======== Entries provided
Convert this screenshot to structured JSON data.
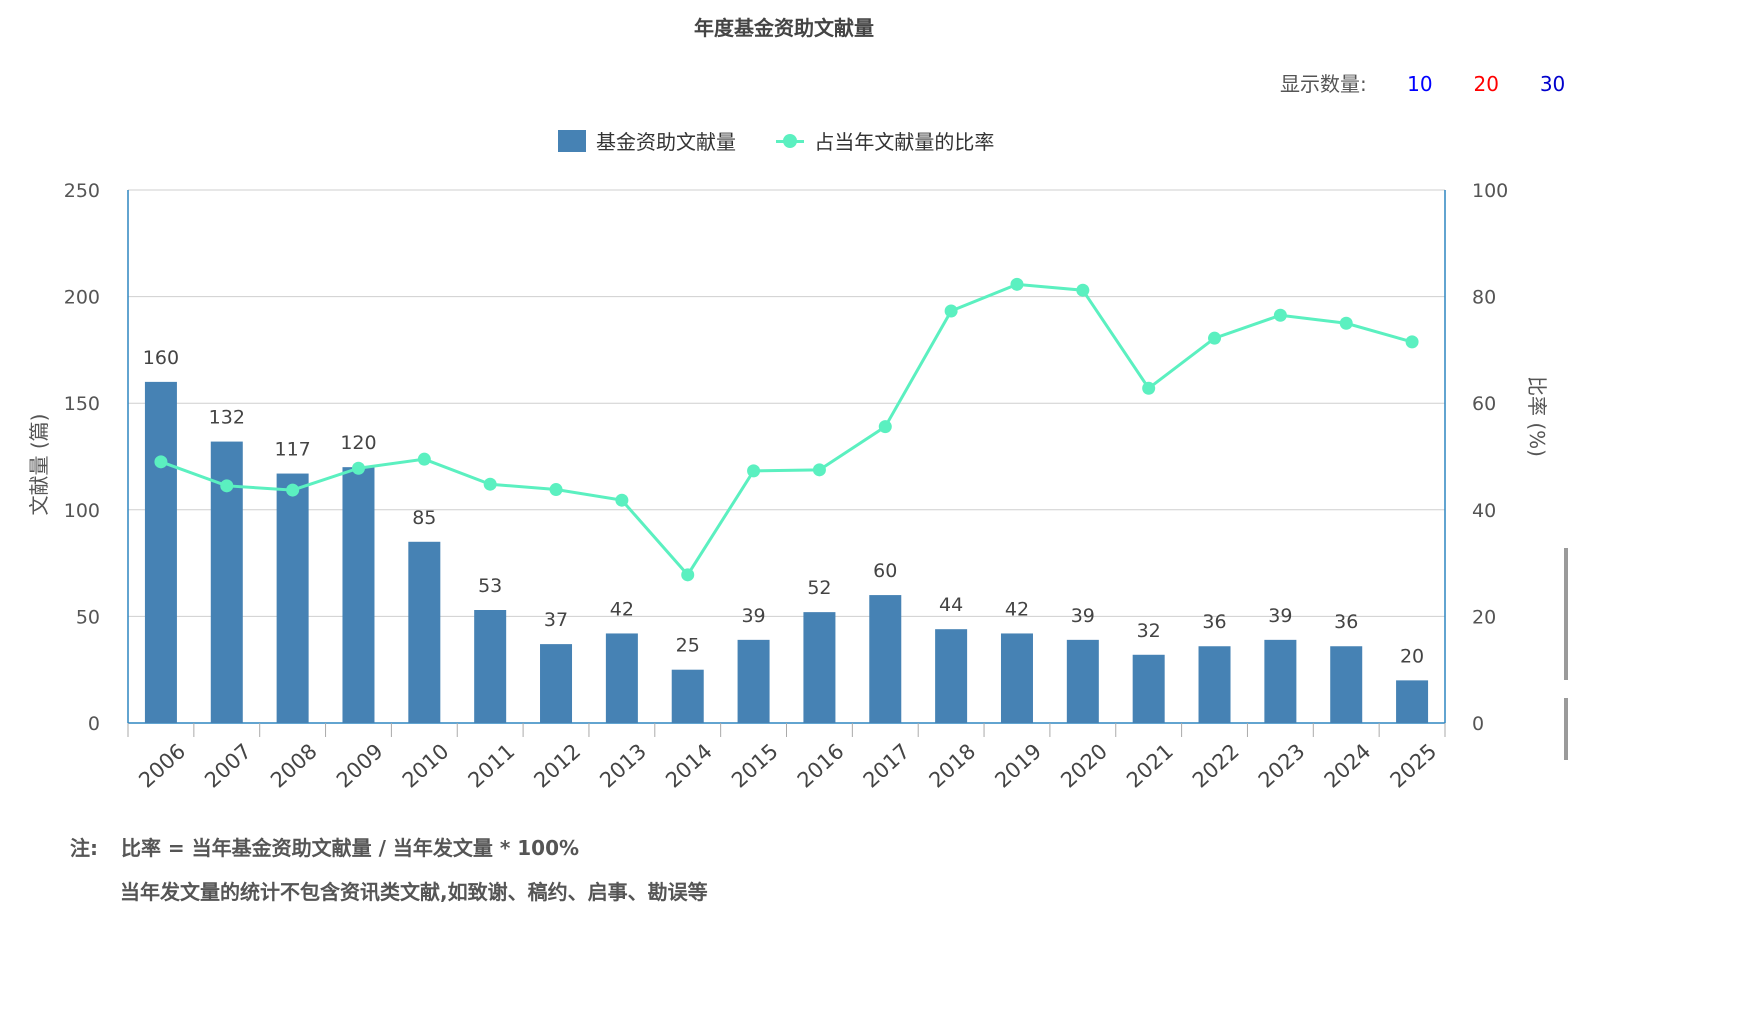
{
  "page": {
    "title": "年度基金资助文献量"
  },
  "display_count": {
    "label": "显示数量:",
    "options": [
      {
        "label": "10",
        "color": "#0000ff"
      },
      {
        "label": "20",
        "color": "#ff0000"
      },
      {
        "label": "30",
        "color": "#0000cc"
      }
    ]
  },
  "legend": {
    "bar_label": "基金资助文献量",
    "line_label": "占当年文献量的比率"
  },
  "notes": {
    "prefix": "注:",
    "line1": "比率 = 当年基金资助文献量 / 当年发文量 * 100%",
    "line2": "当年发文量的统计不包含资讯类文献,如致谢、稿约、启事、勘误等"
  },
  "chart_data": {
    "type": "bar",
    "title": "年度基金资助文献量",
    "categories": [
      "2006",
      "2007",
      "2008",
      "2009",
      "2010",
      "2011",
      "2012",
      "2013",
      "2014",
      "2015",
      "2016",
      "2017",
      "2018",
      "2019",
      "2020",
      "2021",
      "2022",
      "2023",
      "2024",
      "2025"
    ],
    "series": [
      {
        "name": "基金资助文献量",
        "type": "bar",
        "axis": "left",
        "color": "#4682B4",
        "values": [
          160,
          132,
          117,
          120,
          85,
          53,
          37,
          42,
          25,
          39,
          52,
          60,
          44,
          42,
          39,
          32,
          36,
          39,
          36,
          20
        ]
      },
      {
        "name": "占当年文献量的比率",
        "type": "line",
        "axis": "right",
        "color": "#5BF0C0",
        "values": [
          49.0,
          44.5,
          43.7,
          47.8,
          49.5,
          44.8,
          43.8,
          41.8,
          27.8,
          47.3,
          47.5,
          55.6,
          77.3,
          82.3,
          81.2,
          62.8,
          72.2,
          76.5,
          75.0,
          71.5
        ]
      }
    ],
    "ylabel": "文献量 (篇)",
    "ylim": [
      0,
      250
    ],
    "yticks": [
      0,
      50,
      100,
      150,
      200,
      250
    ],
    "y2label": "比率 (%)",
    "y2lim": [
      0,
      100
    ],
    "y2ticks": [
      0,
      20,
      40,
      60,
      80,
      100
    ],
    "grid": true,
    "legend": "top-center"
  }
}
================
> [Task details]: Point out every line holding the string "color" and copy it.

> [Output of the task]:
        "color": "#0000ff"
        "color": "#ff0000"
        "color": "#0000cc"
        "color": "#4682B4",
        "color": "#5BF0C0",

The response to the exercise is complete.